WHAT TO PRODUCE
From the line with "Enumerate the UI" up to and including the line with "x-tick-label: 13 [662, 801, 684, 819]", swap "x-tick-mark" for "x-axis-tick" and give those lines again with nothing else changed.

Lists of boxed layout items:

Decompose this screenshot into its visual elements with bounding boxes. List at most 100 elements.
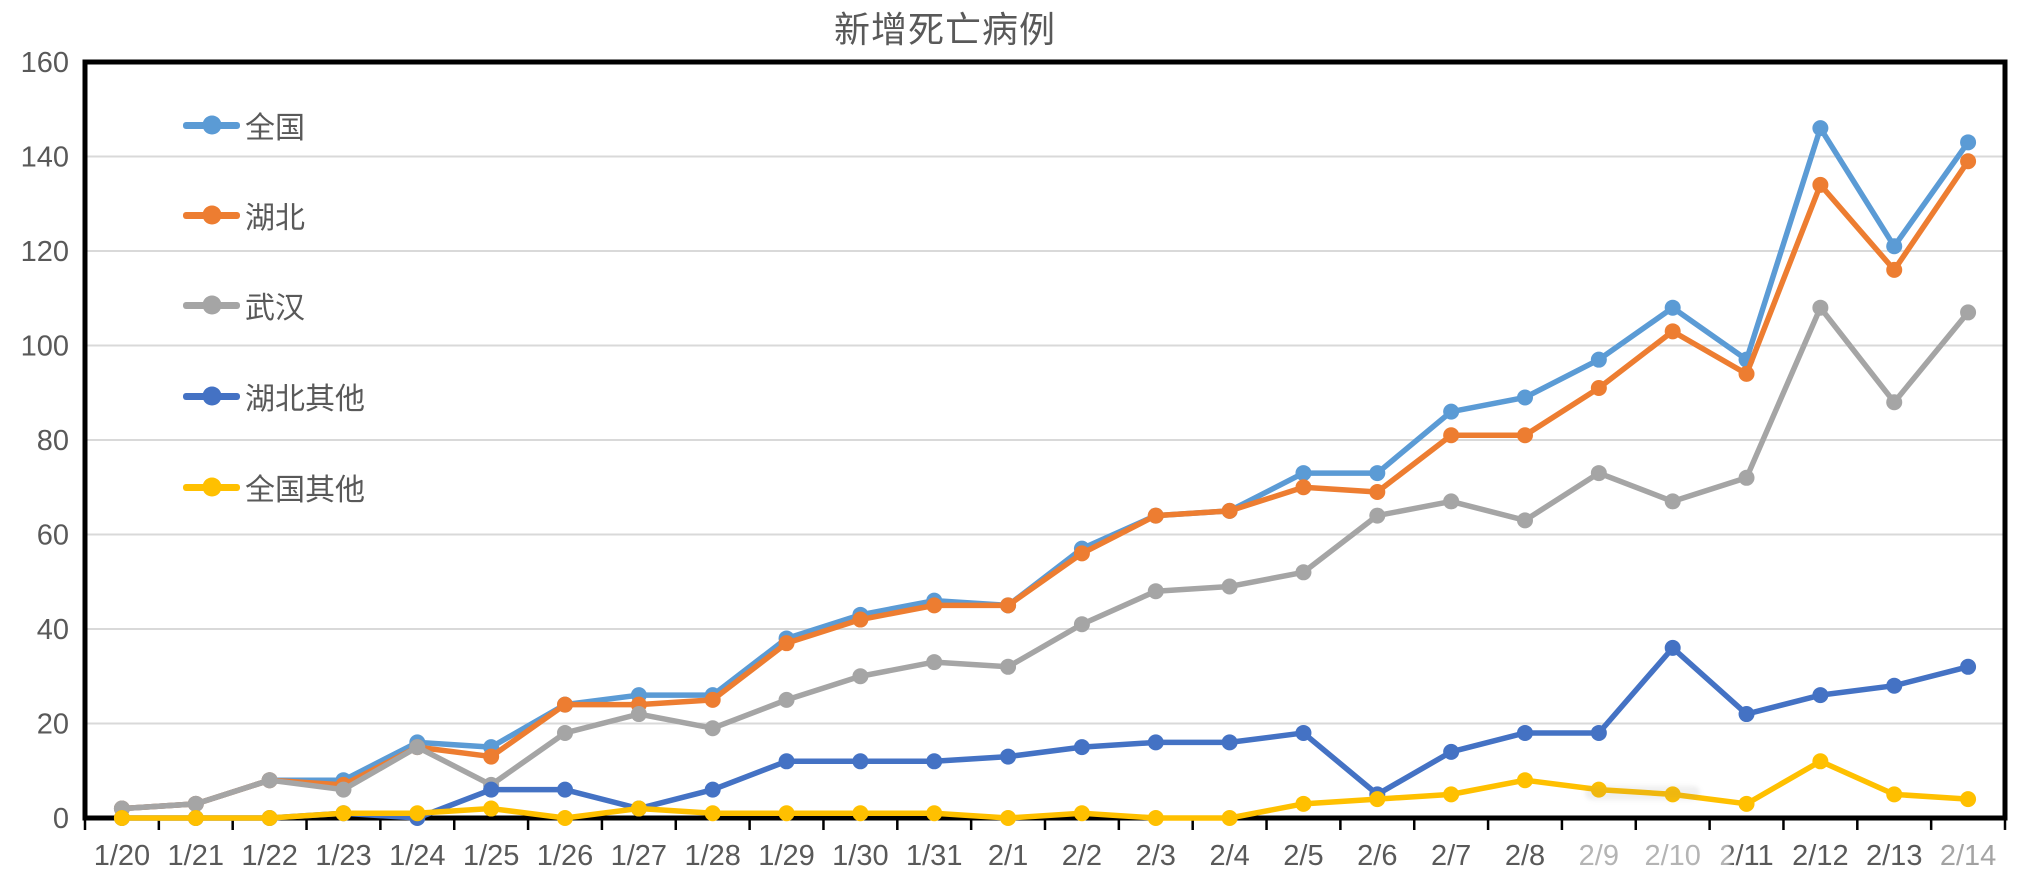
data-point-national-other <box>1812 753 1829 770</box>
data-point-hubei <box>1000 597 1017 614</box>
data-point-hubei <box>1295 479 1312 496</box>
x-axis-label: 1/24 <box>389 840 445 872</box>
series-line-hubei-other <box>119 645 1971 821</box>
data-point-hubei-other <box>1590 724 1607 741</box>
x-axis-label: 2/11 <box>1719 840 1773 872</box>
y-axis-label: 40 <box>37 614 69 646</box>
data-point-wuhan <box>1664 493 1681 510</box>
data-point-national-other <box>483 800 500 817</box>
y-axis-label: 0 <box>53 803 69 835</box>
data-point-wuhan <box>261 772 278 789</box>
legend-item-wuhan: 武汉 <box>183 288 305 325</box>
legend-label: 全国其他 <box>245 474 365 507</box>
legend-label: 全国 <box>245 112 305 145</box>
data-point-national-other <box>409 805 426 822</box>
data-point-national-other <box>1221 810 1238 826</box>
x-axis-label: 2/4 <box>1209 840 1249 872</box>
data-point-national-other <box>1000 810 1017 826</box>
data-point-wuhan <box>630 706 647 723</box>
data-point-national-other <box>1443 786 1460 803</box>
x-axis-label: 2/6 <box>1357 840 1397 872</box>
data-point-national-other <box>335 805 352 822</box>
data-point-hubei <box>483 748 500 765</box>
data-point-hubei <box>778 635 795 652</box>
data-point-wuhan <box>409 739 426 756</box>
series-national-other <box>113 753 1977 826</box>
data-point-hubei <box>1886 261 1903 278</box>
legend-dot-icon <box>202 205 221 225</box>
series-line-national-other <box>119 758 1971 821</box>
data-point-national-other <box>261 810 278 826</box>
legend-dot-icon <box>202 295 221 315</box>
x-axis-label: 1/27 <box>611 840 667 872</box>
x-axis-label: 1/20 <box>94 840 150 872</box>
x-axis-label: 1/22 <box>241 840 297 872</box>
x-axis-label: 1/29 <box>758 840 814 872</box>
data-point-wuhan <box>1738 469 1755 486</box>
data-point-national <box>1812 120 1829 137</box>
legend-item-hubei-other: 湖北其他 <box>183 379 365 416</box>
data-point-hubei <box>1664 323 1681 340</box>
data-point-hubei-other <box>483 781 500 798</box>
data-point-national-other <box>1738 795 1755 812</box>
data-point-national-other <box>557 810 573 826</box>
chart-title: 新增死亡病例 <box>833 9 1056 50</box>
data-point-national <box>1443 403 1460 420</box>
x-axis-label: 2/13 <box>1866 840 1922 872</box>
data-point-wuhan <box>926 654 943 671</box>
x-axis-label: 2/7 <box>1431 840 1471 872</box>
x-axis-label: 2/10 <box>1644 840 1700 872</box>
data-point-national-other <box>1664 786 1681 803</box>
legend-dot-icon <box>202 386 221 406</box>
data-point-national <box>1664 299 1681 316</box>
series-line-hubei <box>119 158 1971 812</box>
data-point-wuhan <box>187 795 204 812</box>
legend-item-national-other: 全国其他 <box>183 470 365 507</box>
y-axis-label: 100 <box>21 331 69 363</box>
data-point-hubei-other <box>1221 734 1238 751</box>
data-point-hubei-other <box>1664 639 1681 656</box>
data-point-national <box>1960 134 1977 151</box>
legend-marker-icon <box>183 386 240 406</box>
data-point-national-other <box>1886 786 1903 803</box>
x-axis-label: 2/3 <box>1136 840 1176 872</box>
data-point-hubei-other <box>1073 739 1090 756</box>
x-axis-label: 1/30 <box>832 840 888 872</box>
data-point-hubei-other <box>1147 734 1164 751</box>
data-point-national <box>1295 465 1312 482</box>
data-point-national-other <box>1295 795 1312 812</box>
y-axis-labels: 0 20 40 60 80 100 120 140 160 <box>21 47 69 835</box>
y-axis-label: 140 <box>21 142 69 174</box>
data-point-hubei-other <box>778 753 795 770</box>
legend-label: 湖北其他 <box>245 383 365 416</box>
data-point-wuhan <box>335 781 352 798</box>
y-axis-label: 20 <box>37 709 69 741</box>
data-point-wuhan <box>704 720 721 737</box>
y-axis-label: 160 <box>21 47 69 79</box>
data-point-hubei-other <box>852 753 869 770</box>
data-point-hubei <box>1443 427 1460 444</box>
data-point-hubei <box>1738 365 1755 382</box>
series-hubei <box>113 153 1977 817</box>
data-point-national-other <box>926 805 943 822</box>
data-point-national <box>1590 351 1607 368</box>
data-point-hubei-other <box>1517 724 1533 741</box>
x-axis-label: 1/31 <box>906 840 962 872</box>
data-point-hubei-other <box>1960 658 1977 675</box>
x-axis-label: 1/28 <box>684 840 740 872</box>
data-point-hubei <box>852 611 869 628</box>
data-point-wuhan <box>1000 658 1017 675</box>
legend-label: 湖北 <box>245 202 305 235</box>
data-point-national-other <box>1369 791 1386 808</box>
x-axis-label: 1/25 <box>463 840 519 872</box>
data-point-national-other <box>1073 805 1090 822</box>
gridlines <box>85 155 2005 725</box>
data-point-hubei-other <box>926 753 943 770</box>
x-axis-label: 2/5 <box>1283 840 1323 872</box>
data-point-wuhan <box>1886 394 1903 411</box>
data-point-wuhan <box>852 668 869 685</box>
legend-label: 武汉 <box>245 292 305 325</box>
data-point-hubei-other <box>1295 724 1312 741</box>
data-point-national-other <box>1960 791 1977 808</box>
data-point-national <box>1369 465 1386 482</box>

==

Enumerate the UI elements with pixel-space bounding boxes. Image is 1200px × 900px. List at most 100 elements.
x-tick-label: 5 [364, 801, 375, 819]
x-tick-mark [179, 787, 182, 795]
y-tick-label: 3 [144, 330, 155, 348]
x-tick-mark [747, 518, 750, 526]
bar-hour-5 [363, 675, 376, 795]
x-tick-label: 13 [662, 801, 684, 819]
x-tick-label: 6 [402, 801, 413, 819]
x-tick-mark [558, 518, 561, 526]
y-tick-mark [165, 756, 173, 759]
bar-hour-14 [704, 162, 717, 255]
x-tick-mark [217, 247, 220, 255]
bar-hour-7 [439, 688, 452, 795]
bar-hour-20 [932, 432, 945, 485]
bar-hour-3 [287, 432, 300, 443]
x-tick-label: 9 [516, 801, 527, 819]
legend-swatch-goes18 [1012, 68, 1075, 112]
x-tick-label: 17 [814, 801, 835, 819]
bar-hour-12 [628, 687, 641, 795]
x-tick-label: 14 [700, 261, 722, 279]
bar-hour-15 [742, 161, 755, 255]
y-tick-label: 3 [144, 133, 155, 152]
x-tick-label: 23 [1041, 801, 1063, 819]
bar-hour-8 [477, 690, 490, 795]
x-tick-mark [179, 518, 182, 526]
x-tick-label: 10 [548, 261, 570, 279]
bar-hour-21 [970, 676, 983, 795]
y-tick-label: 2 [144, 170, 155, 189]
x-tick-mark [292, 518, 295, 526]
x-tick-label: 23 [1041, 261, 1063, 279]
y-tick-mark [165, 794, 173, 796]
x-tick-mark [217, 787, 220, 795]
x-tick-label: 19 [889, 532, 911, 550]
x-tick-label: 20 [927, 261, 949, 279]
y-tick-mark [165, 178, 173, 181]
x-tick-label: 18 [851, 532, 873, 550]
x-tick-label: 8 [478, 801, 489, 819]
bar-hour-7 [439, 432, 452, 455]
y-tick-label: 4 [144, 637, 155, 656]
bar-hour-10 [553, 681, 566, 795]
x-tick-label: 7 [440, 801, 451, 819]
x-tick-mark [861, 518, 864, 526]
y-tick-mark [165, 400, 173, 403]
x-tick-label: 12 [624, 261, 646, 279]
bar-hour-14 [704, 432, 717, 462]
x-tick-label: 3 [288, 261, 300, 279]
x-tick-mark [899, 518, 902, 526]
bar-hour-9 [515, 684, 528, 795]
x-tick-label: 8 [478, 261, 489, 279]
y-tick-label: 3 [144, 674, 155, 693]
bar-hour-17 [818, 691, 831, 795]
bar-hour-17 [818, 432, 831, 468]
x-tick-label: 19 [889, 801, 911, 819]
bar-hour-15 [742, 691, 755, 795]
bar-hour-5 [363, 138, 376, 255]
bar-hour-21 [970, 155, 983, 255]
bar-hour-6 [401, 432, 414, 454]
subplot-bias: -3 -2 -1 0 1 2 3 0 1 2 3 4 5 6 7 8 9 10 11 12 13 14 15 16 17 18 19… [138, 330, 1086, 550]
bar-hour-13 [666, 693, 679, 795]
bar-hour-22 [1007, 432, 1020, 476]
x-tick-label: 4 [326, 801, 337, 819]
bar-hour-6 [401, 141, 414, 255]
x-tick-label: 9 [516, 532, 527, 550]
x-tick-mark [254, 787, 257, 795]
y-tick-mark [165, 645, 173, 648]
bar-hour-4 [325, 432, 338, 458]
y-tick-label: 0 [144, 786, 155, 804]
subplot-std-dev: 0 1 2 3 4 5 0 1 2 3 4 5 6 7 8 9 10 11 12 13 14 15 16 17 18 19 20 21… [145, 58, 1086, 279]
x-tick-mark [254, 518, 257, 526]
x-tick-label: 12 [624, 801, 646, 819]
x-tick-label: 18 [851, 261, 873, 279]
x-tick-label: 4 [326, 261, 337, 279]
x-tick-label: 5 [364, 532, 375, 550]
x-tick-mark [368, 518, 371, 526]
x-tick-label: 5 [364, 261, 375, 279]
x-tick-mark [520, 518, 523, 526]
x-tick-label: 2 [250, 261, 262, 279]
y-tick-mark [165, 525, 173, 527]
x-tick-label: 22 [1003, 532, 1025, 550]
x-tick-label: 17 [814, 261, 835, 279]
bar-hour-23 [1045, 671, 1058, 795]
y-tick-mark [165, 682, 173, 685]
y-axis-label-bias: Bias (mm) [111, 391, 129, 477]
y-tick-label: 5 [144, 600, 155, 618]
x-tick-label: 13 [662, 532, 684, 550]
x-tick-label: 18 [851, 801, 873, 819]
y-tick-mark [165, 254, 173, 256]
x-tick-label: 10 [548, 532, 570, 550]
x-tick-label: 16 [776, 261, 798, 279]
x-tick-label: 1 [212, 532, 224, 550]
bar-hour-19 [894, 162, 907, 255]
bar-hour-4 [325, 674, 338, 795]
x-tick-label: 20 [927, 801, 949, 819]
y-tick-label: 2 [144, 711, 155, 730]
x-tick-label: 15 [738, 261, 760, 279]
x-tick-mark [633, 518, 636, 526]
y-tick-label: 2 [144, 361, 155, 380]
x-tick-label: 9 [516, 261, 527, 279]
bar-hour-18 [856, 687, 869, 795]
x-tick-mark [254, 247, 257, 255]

TASK ANSWER
Enumerate the UI elements with pixel-space bounding boxes. Image is 1200px × 900px. List at most 100 elements.
x-tick-label: 5 [364, 801, 375, 819]
x-axis-tick [179, 787, 182, 795]
y-tick-label: 3 [144, 330, 155, 348]
x-axis-tick [747, 518, 750, 526]
bar-hour-5 [363, 675, 376, 795]
x-tick-label: 13 [662, 801, 684, 819]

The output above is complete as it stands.